§ TO DO
Look through the listing and locate every line containing the word "MOSELLE"; copy those lines.

§ DATASET EXCERPTS

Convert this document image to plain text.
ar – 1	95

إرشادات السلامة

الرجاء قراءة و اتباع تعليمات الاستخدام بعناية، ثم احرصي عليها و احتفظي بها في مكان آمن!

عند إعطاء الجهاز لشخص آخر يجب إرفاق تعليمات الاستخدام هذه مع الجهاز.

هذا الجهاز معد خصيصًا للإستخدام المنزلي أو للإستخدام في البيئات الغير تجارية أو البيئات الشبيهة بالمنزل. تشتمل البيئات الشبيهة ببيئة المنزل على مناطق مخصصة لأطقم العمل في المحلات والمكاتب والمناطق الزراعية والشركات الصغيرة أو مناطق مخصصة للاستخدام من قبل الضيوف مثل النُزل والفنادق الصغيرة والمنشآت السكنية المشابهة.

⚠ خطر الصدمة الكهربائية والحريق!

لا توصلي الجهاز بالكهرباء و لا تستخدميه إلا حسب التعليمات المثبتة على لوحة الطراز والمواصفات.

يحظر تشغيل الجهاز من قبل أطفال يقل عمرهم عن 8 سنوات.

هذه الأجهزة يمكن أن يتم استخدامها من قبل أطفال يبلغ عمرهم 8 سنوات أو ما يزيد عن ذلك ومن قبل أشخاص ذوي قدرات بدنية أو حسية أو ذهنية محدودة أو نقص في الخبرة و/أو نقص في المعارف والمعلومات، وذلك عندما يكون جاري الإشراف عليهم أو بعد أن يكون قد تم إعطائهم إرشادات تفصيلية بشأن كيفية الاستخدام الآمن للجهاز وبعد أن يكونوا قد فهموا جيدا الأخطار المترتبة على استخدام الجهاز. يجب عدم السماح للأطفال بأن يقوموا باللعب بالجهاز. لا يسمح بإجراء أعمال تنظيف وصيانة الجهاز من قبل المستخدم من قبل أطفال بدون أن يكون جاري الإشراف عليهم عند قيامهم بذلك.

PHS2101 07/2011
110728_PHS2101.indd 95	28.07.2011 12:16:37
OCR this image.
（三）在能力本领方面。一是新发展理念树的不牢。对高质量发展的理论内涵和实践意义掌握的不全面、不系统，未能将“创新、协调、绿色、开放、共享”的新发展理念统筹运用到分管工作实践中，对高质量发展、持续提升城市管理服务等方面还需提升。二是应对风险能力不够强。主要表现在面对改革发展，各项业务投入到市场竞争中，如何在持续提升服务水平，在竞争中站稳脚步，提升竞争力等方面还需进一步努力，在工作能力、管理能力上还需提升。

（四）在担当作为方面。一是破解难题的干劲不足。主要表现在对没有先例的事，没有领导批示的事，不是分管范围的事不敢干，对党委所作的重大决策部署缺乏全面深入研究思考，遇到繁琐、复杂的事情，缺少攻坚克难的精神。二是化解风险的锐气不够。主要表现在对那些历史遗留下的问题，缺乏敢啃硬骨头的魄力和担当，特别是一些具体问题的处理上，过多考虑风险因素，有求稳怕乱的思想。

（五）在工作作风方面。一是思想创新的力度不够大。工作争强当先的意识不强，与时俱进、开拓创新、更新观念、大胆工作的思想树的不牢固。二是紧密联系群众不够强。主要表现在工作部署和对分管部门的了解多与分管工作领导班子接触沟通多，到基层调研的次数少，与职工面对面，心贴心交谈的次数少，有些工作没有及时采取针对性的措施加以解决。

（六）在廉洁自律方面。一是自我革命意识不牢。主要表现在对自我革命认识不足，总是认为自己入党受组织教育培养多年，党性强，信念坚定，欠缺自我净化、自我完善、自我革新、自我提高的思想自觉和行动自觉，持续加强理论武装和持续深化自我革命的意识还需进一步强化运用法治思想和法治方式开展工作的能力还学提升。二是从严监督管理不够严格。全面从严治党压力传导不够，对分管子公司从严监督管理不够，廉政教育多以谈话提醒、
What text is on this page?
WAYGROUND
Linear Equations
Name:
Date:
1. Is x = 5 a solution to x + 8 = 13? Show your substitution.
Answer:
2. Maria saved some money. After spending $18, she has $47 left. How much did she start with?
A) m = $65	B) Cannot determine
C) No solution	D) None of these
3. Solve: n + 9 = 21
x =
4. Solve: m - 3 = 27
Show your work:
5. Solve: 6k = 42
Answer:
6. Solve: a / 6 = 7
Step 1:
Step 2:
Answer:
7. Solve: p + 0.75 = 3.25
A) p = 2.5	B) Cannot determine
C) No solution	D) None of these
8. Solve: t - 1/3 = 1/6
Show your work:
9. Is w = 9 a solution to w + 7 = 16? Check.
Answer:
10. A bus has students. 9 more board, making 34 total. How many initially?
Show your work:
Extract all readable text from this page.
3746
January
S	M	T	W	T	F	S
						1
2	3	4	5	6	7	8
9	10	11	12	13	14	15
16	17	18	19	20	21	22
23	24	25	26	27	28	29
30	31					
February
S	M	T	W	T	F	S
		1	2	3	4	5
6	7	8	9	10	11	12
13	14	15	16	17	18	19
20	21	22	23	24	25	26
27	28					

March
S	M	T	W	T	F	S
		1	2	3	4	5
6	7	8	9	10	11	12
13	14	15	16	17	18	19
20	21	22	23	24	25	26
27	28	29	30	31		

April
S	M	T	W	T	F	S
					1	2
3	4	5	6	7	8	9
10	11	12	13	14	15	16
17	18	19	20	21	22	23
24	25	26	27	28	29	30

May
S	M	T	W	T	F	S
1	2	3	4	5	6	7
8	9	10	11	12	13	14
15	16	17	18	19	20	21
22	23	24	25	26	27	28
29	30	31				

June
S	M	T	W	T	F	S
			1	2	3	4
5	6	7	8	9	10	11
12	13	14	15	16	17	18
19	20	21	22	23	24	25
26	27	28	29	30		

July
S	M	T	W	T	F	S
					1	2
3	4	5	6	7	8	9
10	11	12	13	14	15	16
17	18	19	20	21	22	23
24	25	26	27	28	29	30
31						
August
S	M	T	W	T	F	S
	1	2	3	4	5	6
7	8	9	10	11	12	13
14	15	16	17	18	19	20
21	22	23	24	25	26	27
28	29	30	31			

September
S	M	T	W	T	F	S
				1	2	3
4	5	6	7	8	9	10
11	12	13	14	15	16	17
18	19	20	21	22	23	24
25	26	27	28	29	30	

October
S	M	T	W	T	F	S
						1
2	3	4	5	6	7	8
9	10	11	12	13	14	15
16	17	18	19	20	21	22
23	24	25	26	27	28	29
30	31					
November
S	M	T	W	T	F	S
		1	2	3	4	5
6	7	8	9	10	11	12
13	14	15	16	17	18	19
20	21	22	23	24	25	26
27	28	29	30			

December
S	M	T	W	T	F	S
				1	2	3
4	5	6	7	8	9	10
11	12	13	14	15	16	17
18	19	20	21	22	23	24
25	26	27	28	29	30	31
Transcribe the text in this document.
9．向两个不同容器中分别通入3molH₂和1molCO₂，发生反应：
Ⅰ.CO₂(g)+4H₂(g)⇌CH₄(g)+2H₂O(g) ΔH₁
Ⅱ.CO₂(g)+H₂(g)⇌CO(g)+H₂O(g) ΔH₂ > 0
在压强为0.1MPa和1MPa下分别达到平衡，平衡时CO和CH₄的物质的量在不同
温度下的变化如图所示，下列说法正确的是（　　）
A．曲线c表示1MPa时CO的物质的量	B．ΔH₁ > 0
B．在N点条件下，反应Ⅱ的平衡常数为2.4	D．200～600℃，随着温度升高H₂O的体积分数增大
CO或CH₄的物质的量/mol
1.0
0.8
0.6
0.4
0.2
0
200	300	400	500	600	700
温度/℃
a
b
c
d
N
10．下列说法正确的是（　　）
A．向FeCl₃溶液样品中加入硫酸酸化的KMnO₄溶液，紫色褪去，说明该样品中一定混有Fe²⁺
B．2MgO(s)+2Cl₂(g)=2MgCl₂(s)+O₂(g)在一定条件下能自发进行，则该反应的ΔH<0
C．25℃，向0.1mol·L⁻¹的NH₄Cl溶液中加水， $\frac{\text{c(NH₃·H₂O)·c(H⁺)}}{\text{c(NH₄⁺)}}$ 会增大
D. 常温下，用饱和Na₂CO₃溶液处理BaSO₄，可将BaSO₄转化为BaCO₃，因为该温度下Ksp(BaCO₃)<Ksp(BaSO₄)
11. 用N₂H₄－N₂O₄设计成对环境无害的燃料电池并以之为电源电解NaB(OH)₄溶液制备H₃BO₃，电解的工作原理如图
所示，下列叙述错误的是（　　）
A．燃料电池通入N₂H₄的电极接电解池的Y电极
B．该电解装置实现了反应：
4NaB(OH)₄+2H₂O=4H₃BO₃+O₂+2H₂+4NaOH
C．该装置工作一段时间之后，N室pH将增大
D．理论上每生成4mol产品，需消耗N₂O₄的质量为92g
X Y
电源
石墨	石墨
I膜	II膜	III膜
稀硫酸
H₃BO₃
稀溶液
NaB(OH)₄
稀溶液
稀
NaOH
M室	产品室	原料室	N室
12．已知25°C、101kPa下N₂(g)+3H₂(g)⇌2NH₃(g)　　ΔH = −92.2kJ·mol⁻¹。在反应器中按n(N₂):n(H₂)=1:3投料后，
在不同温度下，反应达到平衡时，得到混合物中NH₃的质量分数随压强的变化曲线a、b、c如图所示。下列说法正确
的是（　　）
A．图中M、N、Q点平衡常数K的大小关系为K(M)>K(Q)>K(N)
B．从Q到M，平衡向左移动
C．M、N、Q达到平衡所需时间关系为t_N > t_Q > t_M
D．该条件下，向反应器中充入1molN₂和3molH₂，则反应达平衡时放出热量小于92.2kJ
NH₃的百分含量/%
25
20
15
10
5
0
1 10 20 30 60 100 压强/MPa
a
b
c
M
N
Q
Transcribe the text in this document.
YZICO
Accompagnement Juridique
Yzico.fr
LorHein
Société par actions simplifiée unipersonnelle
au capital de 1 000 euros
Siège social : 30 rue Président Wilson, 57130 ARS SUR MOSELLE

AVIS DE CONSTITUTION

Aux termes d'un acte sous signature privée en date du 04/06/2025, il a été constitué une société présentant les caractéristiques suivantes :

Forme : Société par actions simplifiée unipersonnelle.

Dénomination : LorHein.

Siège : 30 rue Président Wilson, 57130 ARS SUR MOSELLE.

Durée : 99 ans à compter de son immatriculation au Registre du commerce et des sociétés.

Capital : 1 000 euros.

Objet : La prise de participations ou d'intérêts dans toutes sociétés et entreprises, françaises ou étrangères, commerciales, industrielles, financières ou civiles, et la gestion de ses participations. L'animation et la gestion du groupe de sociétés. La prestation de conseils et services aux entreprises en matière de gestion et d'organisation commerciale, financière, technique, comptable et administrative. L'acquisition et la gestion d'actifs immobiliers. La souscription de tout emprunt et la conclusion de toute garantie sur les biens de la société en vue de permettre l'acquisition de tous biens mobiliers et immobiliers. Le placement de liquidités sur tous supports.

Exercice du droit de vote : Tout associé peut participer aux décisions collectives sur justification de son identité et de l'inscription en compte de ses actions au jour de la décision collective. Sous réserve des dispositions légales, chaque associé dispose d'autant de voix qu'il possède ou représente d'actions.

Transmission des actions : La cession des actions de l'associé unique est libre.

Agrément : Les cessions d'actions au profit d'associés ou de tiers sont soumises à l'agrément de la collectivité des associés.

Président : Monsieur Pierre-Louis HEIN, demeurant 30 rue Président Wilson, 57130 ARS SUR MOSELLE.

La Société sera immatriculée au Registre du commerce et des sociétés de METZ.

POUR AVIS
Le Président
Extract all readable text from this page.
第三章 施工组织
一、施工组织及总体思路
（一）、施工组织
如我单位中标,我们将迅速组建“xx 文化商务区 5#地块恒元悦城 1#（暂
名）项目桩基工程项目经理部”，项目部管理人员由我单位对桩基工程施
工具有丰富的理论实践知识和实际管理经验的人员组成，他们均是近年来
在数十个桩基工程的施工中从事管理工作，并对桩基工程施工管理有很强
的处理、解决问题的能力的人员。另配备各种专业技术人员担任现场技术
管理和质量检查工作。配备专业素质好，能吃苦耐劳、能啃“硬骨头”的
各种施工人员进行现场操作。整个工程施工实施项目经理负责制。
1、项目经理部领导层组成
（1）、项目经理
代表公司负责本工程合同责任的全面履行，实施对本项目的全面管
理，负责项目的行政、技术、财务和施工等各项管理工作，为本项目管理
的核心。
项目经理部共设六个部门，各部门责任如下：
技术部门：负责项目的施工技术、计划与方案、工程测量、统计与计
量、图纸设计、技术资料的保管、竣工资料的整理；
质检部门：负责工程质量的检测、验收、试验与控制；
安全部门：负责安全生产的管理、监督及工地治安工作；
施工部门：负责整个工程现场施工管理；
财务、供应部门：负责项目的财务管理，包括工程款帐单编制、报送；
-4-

§ TASK ANSWER
Siège social : 30 rue Président Wilson, 57130 ARS SUR MOSELLE
Siège : 30 rue Président Wilson, 57130 ARS SUR MOSELLE.
Président : Monsieur Pierre-Louis HEIN, demeurant 30 rue Président Wilson, 57130 ARS SUR MOSELLE.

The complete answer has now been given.